§ Task prompt:
Locate every line below that contains the word "يكـذب" and copy it.

[Start Task material]

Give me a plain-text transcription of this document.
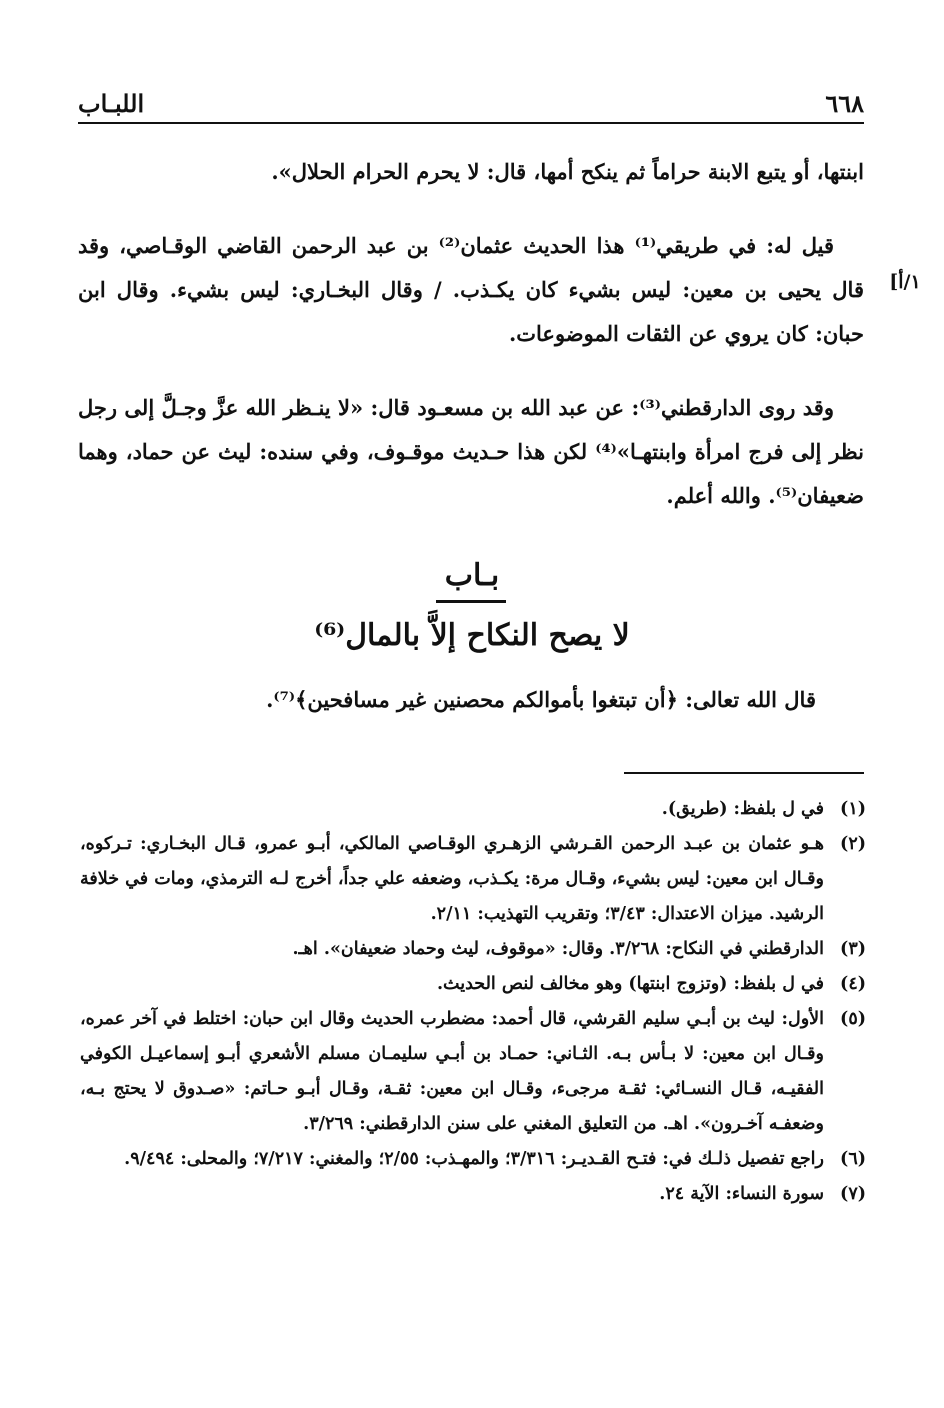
٦٦٨
اللبـاب
ابنتها، أو يتبع الابنة حراماً ثم ينكح أمها، قال: لا يحرم الحرام الحلال».
قيل له: في طريقي⁽¹⁾ هذا الحديث عثمان⁽²⁾ بن عبد الرحمن القاضي الوقـاصي، وقد قال يحيى بن معين: ليس بشيء كان يكـذب. / وقال البخـاري: ليس بشيء. وقال ابن حبان: كان يروي عن الثقات الموضوعات.
١/أ]
وقد روى الدارقطني⁽³⁾: عن عبد الله بن مسعـود قال: «لا ينـظر الله عزَّ وجـلَّ إلى رجل نظر إلى فرج امرأة وابنتهـا»⁽⁴⁾ لكن هذا حـديث موقـوف، وفي سنده: ليث عن حماد، وهما ضعيفان⁽⁵⁾. والله أعلم.
بـاب
لا يصح النكاح إلاَّ بالمال⁽⁶⁾
قال الله تعالى: ﴿أن تبتغوا بأموالكم محصنين غير مسافحين﴾⁽⁷⁾.
(١)
في ل بلفظ: (طريق).
(٢)
هـو عثمان بن عبـد الرحمن القـرشي الزهـري الوقـاصي المالكي، أبـو عمرو، قـال البخـاري: تـركوه، وقـال ابن معين: ليس بشيء، وقـال مرة: يكـذب، وضعفه علي جداً، أخرج لـه الترمذي، ومات في خلافة الرشيد. ميزان الاعتدال: ٣/٤٣؛ وتقريب التهذيب: ٢/١١.
(٣)
الدارقطني في النكاح: ٣/٢٦٨. وقال: «موقوف، ليث وحماد ضعيفان». اهـ.
(٤)
في ل بلفظ: (وتزوج ابنتها) وهو مخالف لنص الحديث.
(٥)
الأول: ليث بن أبـي سليم القرشي، قال أحمد: مضطرب الحديث وقال ابن حبان: اختلط في آخر عمره، وقـال ابن معين: لا بـأس بـه. الثـاني: حمـاد بن أبـي سليمـان مسلم الأشعري أبـو إسماعيـل الكوفي الفقيـه، قـال النسـائي: ثقـة مرجىء، وقـال ابن معين: ثقـة، وقـال أبـو حـاتم: «صـدوق لا يحتج بـه، وضعفـه آخـرون». اهـ. من التعليق المغني على سنن الدارقطني: ٣/٢٦٩.
(٦)
راجع تفصيل ذلـك في: فتـح القـديـر: ٣/٣١٦؛ والمهـذب: ٢/٥٥؛ والمغني: ٧/٢١٧؛ والمحلى: ٩/٤٩٤.
(٧)
سورة النساء: الآية ٢٤.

[End Task material]

§ Expected answer:
قيل له: في طريقي⁽¹⁾ هذا الحديث عثمان⁽²⁾ بن عبد الرحمن القاضي الوقـاصي، وقد قال يحيى بن معين: ليس بشيء كان يكـذب. / وقال البخـاري: ليس بشيء. وقال ابن حبان: كان يروي عن الثقات الموضوعات.
هـو عثمان بن عبـد الرحمن القـرشي الزهـري الوقـاصي المالكي، أبـو عمرو، قـال البخـاري: تـركوه، وقـال ابن معين: ليس بشيء، وقـال مرة: يكـذب، وضعفه علي جداً، أخرج لـه الترمذي، ومات في خلافة الرشيد. ميزان الاعتدال: ٣/٤٣؛ وتقريب التهذيب: ٢/١١.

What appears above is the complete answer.